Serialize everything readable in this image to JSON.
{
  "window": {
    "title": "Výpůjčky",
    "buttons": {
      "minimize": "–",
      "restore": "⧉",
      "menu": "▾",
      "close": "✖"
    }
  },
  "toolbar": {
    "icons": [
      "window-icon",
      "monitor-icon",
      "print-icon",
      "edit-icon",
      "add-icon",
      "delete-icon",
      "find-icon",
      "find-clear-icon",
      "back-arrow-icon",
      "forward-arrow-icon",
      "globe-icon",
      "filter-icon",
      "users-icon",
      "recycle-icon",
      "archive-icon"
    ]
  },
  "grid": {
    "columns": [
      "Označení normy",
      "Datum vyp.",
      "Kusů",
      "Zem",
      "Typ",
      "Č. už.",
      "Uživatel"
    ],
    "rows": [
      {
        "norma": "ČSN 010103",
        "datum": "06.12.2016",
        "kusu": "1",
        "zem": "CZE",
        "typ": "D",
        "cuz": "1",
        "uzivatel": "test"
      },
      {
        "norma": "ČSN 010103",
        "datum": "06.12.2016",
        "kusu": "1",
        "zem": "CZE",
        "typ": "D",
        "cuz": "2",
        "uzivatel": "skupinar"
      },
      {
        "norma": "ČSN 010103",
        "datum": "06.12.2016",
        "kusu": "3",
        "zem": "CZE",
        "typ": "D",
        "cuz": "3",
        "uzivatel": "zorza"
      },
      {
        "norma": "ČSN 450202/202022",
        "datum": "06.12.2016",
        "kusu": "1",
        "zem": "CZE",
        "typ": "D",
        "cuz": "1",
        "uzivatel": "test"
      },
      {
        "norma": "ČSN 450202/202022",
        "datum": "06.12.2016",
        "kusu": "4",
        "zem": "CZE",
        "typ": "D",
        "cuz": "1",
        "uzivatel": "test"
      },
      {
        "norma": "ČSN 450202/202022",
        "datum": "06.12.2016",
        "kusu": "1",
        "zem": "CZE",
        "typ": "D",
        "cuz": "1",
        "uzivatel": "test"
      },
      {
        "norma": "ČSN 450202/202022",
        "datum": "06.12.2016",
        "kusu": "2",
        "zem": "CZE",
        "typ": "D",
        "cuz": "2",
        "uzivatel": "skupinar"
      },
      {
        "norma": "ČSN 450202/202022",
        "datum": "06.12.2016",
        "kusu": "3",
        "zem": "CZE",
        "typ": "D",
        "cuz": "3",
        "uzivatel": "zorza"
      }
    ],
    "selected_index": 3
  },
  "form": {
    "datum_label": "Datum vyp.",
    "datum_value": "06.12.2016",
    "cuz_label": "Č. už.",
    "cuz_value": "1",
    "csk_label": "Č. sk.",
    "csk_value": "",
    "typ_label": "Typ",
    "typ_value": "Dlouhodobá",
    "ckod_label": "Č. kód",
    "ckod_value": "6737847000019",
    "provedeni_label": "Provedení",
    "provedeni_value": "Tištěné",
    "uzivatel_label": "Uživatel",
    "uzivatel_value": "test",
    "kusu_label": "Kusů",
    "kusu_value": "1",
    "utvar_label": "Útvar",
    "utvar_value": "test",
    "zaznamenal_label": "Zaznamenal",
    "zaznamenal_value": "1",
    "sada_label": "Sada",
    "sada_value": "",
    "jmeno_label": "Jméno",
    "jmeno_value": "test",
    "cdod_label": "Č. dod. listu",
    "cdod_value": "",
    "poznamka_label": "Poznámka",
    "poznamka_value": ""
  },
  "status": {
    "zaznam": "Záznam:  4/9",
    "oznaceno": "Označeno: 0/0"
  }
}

______________________________

• **Requirements**
Faithfully reproduce all of the records, character for character.

• **Exercise output**
Serialize everything readable in this image to JSON.
{
  "window": {
    "title": "Výpůjčky",
    "buttons": {
      "minimize": "–",
      "restore": "⧉",
      "menu": "▾",
      "close": "✖"
    }
  },
  "toolbar": {
    "icons": [
      "window-icon",
      "monitor-icon",
      "print-icon",
      "edit-icon",
      "add-icon",
      "delete-icon",
      "find-icon",
      "find-clear-icon",
      "back-arrow-icon",
      "forward-arrow-icon",
      "globe-icon",
      "filter-icon",
      "users-icon",
      "recycle-icon",
      "archive-icon"
    ]
  },
  "grid": {
    "columns": [
      "Označení normy",
      "Datum vyp.",
      "Kusů",
      "Zem",
      "Typ",
      "Č. už.",
      "Uživatel"
    ],
    "rows": [
      {
        "norma": "ČSN 010103",
        "datum": "06.12.2016",
        "kusu": "1",
        "zem": "CZE",
        "typ": "D",
        "cuz": "1",
        "uzivatel": "test"
      },
      {
        "norma": "ČSN 010103",
        "datum": "06.12.2016",
        "kusu": "1",
        "zem": "CZE",
        "typ": "D",
        "cuz": "2",
        "uzivatel": "skupinar"
      },
      {
        "norma": "ČSN 010103",
        "datum": "06.12.2016",
        "kusu": "3",
        "zem": "CZE",
        "typ": "D",
        "cuz": "3",
        "uzivatel": "zorza"
      },
      {
        "norma": "ČSN 450202/202022",
        "datum": "06.12.2016",
        "kusu": "1",
        "zem": "CZE",
        "typ": "D",
        "cuz": "1",
        "uzivatel": "test"
      },
      {
        "norma": "ČSN 450202/202022",
        "datum": "06.12.2016",
        "kusu": "4",
        "zem": "CZE",
        "typ": "D",
        "cuz": "1",
        "uzivatel": "test"
      },
      {
        "norma": "ČSN 450202/202022",
        "datum": "06.12.2016",
        "kusu": "1",
        "zem": "CZE",
        "typ": "D",
        "cuz": "1",
        "uzivatel": "test"
      },
      {
        "norma": "ČSN 450202/202022",
        "datum": "06.12.2016",
        "kusu": "2",
        "zem": "CZE",
        "typ": "D",
        "cuz": "2",
        "uzivatel": "skupinar"
      },
      {
        "norma": "ČSN 450202/202022",
        "datum": "06.12.2016",
        "kusu": "3",
        "zem": "CZE",
        "typ": "D",
        "cuz": "3",
        "uzivatel": "zorza"
      }
    ],
    "selected_index": 3
  },
  "form": {
    "datum_label": "Datum vyp.",
    "datum_value": "06.12.2016",
    "cuz_label": "Č. už.",
    "cuz_value": "1",
    "csk_label": "Č. sk.",
    "csk_value": "",
    "typ_label": "Typ",
    "typ_value": "Dlouhodobá",
    "ckod_label": "Č. kód",
    "ckod_value": "6737847000019",
    "provedeni_label": "Provedení",
    "provedeni_value": "Tištěné",
    "uzivatel_label": "Uživatel",
    "uzivatel_value": "test",
    "kusu_label": "Kusů",
    "kusu_value": "1",
    "utvar_label": "Útvar",
    "utvar_value": "test",
    "zaznamenal_label": "Zaznamenal",
    "zaznamenal_value": "1",
    "sada_label": "Sada",
    "sada_value": "",
    "jmeno_label": "Jméno",
    "jmeno_value": "test",
    "cdod_label": "Č. dod. listu",
    "cdod_value": "",
    "poznamka_label": "Poznámka",
    "poznamka_value": ""
  },
  "status": {
    "zaznam": "Záznam:  4/9",
    "oznaceno": "Označeno: 0/0"
  }
}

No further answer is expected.